▸ TASK PROMPT
Print the records again, character for character.

▸ SOURCE DATA
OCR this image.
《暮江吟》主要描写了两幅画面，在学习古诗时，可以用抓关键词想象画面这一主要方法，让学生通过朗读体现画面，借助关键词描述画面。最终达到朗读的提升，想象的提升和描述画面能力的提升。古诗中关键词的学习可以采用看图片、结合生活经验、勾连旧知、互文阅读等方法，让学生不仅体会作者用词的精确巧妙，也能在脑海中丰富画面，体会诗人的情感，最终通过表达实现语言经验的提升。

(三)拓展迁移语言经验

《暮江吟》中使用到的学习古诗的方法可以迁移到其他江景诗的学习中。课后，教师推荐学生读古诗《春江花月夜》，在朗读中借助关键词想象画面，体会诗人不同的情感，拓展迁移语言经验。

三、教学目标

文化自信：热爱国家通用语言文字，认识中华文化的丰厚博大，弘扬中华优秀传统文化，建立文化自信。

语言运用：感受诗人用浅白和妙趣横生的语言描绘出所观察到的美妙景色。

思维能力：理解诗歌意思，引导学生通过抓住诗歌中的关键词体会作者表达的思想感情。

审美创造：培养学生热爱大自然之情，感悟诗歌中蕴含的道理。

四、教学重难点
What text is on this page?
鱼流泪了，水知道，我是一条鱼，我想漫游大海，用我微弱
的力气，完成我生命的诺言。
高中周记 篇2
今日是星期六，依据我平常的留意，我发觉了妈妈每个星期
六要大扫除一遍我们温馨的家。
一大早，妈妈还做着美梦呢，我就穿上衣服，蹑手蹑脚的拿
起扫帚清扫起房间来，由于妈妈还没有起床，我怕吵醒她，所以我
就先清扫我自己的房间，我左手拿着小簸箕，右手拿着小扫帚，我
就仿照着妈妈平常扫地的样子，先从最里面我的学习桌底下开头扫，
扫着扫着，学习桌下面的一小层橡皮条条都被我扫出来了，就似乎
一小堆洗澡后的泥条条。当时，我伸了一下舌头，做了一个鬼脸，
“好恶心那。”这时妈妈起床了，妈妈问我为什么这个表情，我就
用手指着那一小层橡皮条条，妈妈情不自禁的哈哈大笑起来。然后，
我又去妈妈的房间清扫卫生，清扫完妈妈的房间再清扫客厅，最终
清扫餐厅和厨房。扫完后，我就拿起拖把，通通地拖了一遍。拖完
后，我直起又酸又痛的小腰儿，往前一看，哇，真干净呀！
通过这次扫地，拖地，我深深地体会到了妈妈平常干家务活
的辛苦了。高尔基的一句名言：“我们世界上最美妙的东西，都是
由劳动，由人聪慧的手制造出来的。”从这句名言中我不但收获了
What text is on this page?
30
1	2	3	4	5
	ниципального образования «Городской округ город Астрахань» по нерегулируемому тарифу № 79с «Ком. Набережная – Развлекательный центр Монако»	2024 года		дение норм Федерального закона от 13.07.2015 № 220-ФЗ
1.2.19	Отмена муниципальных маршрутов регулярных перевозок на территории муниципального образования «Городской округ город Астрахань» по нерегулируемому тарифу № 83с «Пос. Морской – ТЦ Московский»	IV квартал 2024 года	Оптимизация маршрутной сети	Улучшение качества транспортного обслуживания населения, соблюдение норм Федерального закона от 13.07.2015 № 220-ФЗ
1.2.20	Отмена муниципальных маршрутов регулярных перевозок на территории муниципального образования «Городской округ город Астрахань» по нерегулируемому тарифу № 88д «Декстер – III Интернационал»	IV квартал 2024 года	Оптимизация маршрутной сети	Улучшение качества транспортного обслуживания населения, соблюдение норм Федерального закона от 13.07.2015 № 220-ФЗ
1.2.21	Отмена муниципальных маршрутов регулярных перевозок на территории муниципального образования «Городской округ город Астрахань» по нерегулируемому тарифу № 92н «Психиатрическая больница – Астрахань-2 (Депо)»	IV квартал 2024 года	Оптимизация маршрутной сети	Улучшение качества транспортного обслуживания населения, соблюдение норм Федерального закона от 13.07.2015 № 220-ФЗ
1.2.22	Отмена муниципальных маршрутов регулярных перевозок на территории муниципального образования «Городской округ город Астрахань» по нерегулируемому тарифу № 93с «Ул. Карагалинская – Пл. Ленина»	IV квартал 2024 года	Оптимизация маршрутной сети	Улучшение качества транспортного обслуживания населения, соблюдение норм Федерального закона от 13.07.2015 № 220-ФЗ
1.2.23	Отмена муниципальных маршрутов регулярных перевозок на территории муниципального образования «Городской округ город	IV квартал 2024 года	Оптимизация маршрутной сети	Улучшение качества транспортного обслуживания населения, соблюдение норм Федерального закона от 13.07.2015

▸ RESULT
OCR this image.
《暮江吟》主要描写了两幅画面，在学习古诗时，可以用抓关键词想象画面这一主要方法，让学生通过朗读体现画面，借助关键词描述画面。最终达到朗读的提升，想象的提升和描述画面能力的提升。古诗中关键词的学习可以采用看图片、结合生活经验、勾连旧知、互文阅读等方法，让学生不仅体会作者用词的精确巧妙，也能在脑海中丰富画面，体会诗人的情感，最终通过表达实现语言经验的提升。

(三)拓展迁移语言经验

《暮江吟》中使用到的学习古诗的方法可以迁移到其他江景诗的学习中。课后，教师推荐学生读古诗《春江花月夜》，在朗读中借助关键词想象画面，体会诗人不同的情感，拓展迁移语言经验。

三、教学目标

文化自信：热爱国家通用语言文字，认识中华文化的丰厚博大，弘扬中华优秀传统文化，建立文化自信。

语言运用：感受诗人用浅白和妙趣横生的语言描绘出所观察到的美妙景色。

思维能力：理解诗歌意思，引导学生通过抓住诗歌中的关键词体会作者表达的思想感情。

审美创造：培养学生热爱大自然之情，感悟诗歌中蕴含的道理。

四、教学重难点
What text is on this page?
鱼流泪了，水知道，我是一条鱼，我想漫游大海，用我微弱
的力气，完成我生命的诺言。
高中周记 篇2
今日是星期六，依据我平常的留意，我发觉了妈妈每个星期
六要大扫除一遍我们温馨的家。
一大早，妈妈还做着美梦呢，我就穿上衣服，蹑手蹑脚的拿
起扫帚清扫起房间来，由于妈妈还没有起床，我怕吵醒她，所以我
就先清扫我自己的房间，我左手拿着小簸箕，右手拿着小扫帚，我
就仿照着妈妈平常扫地的样子，先从最里面我的学习桌底下开头扫，
扫着扫着，学习桌下面的一小层橡皮条条都被我扫出来了，就似乎
一小堆洗澡后的泥条条。当时，我伸了一下舌头，做了一个鬼脸，
“好恶心那。”这时妈妈起床了，妈妈问我为什么这个表情，我就
用手指着那一小层橡皮条条，妈妈情不自禁的哈哈大笑起来。然后，
我又去妈妈的房间清扫卫生，清扫完妈妈的房间再清扫客厅，最终
清扫餐厅和厨房。扫完后，我就拿起拖把，通通地拖了一遍。拖完
后，我直起又酸又痛的小腰儿，往前一看，哇，真干净呀！
通过这次扫地，拖地，我深深地体会到了妈妈平常干家务活
的辛苦了。高尔基的一句名言：“我们世界上最美妙的东西，都是
由劳动，由人聪慧的手制造出来的。”从这句名言中我不但收获了
What text is on this page?
30
1	2	3	4	5
	ниципального образования «Городской округ город Астрахань» по нерегулируемому тарифу № 79с «Ком. Набережная – Развлекательный центр Монако»	2024 года		дение норм Федерального закона от 13.07.2015 № 220-ФЗ
1.2.19	Отмена муниципальных маршрутов регулярных перевозок на территории муниципального образования «Городской округ город Астрахань» по нерегулируемому тарифу № 83с «Пос. Морской – ТЦ Московский»	IV квартал 2024 года	Оптимизация маршрутной сети	Улучшение качества транспортного обслуживания населения, соблюдение норм Федерального закона от 13.07.2015 № 220-ФЗ
1.2.20	Отмена муниципальных маршрутов регулярных перевозок на территории муниципального образования «Городской округ город Астрахань» по нерегулируемому тарифу № 88д «Декстер – III Интернационал»	IV квартал 2024 года	Оптимизация маршрутной сети	Улучшение качества транспортного обслуживания населения, соблюдение норм Федерального закона от 13.07.2015 № 220-ФЗ
1.2.21	Отмена муниципальных маршрутов регулярных перевозок на территории муниципального образования «Городской округ город Астрахань» по нерегулируемому тарифу № 92н «Психиатрическая больница – Астрахань-2 (Депо)»	IV квартал 2024 года	Оптимизация маршрутной сети	Улучшение качества транспортного обслуживания населения, соблюдение норм Федерального закона от 13.07.2015 № 220-ФЗ
1.2.22	Отмена муниципальных маршрутов регулярных перевозок на территории муниципального образования «Городской округ город Астрахань» по нерегулируемому тарифу № 93с «Ул. Карагалинская – Пл. Ленина»	IV квартал 2024 года	Оптимизация маршрутной сети	Улучшение качества транспортного обслуживания населения, соблюдение норм Федерального закона от 13.07.2015 № 220-ФЗ
1.2.23	Отмена муниципальных маршрутов регулярных перевозок на территории муниципального образования «Городской округ город	IV квартал 2024 года	Оптимизация маршрутной сети	Улучшение качества транспортного обслуживания населения, соблюдение норм Федерального закона от 13.07.2015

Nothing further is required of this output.